- _Required work_: Output the records exactly. Include every line.

- _Items_:
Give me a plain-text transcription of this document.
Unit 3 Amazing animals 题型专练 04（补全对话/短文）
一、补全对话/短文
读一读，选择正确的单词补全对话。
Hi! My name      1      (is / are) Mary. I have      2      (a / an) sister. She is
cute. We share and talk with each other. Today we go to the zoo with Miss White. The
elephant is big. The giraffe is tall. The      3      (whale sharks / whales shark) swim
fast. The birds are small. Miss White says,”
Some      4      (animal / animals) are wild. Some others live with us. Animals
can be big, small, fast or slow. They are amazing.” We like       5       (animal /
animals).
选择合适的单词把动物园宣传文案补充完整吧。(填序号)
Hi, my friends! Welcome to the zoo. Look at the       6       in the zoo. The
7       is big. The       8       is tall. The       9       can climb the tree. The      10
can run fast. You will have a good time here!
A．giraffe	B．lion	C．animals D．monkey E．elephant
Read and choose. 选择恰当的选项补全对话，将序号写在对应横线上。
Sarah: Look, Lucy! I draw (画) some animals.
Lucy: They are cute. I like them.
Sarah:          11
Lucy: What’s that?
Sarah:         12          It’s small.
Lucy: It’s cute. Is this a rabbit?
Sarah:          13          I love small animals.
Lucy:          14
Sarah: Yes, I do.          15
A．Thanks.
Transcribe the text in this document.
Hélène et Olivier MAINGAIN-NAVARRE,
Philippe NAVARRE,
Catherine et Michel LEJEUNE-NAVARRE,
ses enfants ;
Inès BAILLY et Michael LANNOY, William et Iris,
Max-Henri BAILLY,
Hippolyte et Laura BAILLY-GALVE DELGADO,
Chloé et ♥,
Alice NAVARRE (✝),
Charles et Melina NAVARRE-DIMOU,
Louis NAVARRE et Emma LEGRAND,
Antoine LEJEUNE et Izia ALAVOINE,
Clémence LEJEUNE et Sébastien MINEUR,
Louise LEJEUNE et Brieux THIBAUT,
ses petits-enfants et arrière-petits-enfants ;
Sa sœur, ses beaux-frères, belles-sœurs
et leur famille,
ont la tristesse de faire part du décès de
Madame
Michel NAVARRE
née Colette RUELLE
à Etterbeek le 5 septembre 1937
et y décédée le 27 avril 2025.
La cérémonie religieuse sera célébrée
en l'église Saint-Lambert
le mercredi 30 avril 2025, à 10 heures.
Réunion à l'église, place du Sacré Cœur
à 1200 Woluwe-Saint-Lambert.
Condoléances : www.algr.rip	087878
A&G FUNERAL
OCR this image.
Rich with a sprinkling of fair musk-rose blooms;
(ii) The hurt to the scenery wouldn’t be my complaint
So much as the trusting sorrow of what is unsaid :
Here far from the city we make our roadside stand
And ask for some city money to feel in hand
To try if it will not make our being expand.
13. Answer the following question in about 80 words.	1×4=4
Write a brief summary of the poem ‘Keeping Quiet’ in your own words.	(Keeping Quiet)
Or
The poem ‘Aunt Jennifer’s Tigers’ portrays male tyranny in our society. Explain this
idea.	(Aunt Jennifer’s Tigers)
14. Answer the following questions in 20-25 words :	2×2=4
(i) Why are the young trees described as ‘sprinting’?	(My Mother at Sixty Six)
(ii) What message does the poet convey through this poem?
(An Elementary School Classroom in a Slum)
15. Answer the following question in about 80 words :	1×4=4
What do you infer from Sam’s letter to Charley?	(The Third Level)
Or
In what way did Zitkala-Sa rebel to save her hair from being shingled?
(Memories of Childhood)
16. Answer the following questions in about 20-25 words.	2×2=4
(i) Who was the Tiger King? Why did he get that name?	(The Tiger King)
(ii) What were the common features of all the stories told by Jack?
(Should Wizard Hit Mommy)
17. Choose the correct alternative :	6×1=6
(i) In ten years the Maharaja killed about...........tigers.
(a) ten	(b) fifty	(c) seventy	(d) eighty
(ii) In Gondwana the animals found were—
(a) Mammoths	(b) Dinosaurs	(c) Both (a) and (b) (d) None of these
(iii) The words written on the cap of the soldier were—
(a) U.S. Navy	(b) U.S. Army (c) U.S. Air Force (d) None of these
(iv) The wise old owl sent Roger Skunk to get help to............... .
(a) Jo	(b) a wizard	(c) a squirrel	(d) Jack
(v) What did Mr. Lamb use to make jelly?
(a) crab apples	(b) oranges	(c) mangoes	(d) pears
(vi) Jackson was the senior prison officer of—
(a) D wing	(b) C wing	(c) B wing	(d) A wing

- _Correct response_:
Give me a plain-text transcription of this document.
Unit 3 Amazing animals 题型专练 04（补全对话/短文）
一、补全对话/短文
读一读，选择正确的单词补全对话。
Hi! My name      1      (is / are) Mary. I have      2      (a / an) sister. She is
cute. We share and talk with each other. Today we go to the zoo with Miss White. The
elephant is big. The giraffe is tall. The      3      (whale sharks / whales shark) swim
fast. The birds are small. Miss White says,”
Some      4      (animal / animals) are wild. Some others live with us. Animals
can be big, small, fast or slow. They are amazing.” We like       5       (animal /
animals).
选择合适的单词把动物园宣传文案补充完整吧。(填序号)
Hi, my friends! Welcome to the zoo. Look at the       6       in the zoo. The
7       is big. The       8       is tall. The       9       can climb the tree. The      10
can run fast. You will have a good time here!
A．giraffe	B．lion	C．animals D．monkey E．elephant
Read and choose. 选择恰当的选项补全对话，将序号写在对应横线上。
Sarah: Look, Lucy! I draw (画) some animals.
Lucy: They are cute. I like them.
Sarah:          11
Lucy: What’s that?
Sarah:         12          It’s small.
Lucy: It’s cute. Is this a rabbit?
Sarah:          13          I love small animals.
Lucy:          14
Sarah: Yes, I do.          15
A．Thanks.
Transcribe the text in this document.
Hélène et Olivier MAINGAIN-NAVARRE,
Philippe NAVARRE,
Catherine et Michel LEJEUNE-NAVARRE,
ses enfants ;
Inès BAILLY et Michael LANNOY, William et Iris,
Max-Henri BAILLY,
Hippolyte et Laura BAILLY-GALVE DELGADO,
Chloé et ♥,
Alice NAVARRE (✝),
Charles et Melina NAVARRE-DIMOU,
Louis NAVARRE et Emma LEGRAND,
Antoine LEJEUNE et Izia ALAVOINE,
Clémence LEJEUNE et Sébastien MINEUR,
Louise LEJEUNE et Brieux THIBAUT,
ses petits-enfants et arrière-petits-enfants ;
Sa sœur, ses beaux-frères, belles-sœurs
et leur famille,
ont la tristesse de faire part du décès de
Madame
Michel NAVARRE
née Colette RUELLE
à Etterbeek le 5 septembre 1937
et y décédée le 27 avril 2025.
La cérémonie religieuse sera célébrée
en l'église Saint-Lambert
le mercredi 30 avril 2025, à 10 heures.
Réunion à l'église, place du Sacré Cœur
à 1200 Woluwe-Saint-Lambert.
Condoléances : www.algr.rip	087878
A&G FUNERAL
OCR this image.
Rich with a sprinkling of fair musk-rose blooms;
(ii) The hurt to the scenery wouldn’t be my complaint
So much as the trusting sorrow of what is unsaid :
Here far from the city we make our roadside stand
And ask for some city money to feel in hand
To try if it will not make our being expand.
13. Answer the following question in about 80 words.	1×4=4
Write a brief summary of the poem ‘Keeping Quiet’ in your own words.	(Keeping Quiet)
Or
The poem ‘Aunt Jennifer’s Tigers’ portrays male tyranny in our society. Explain this
idea.	(Aunt Jennifer’s Tigers)
14. Answer the following questions in 20-25 words :	2×2=4
(i) Why are the young trees described as ‘sprinting’?	(My Mother at Sixty Six)
(ii) What message does the poet convey through this poem?
(An Elementary School Classroom in a Slum)
15. Answer the following question in about 80 words :	1×4=4
What do you infer from Sam’s letter to Charley?	(The Third Level)
Or
In what way did Zitkala-Sa rebel to save her hair from being shingled?
(Memories of Childhood)
16. Answer the following questions in about 20-25 words.	2×2=4
(i) Who was the Tiger King? Why did he get that name?	(The Tiger King)
(ii) What were the common features of all the stories told by Jack?
(Should Wizard Hit Mommy)
17. Choose the correct alternative :	6×1=6
(i) In ten years the Maharaja killed about...........tigers.
(a) ten	(b) fifty	(c) seventy	(d) eighty
(ii) In Gondwana the animals found were—
(a) Mammoths	(b) Dinosaurs	(c) Both (a) and (b) (d) None of these
(iii) The words written on the cap of the soldier were—
(a) U.S. Navy	(b) U.S. Army (c) U.S. Air Force (d) None of these
(iv) The wise old owl sent Roger Skunk to get help to............... .
(a) Jo	(b) a wizard	(c) a squirrel	(d) Jack
(v) What did Mr. Lamb use to make jelly?
(a) crab apples	(b) oranges	(c) mangoes	(d) pears
(vi) Jackson was the senior prison officer of—
(a) D wing	(b) C wing	(c) B wing	(d) A wing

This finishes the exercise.